Page excerpt.
+ + +

Distribution and habitat 

Species of the genus Rhododendron are widely distributed between latitudes 80°N and 20°S and are native to areas from North America to Europe, Russia, and Asia, and from Greenland to Queensland, Australia and the Solomon Islands. The centres of diversity are in the Himalayas and Malaysia, with the greatest species diversity in the Sino-Himalayan region, Southwest China and northern Burma, from India – Himachal Pradesh, Uttarakhand, Sikkim and Nagaland to Nepal, northwestern Yunnan and western Sichuan and southeastern Tibet. Other significant areas of diversity are in the mountains of Korea, Japan and Taiwan. More than 90% of Rhododendron sensu Chamberlain belong to the Asian subgenera Rhododendron, Hymenanthes and section Tsutsusi. Of the first two of these, the species are predominantly found in the area of the Himalayas and Southwest China (Sino-Himalayan Region).

+ + +

Document understanding data
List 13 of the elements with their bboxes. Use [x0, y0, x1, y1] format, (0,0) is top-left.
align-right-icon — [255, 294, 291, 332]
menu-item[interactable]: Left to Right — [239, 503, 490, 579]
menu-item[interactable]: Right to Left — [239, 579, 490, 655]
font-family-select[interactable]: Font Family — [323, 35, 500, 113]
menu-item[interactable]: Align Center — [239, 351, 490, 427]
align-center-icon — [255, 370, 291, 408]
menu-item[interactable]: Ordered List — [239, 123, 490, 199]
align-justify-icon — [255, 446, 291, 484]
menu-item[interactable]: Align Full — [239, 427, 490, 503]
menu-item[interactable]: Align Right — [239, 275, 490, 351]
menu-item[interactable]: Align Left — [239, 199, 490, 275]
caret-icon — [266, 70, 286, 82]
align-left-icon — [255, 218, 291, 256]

+ + +

Task requirements. In the Rhododendron distribution excerpt, between which latitudes are species of the genus found?

Response below. Between latitudes 80°N and 20°S.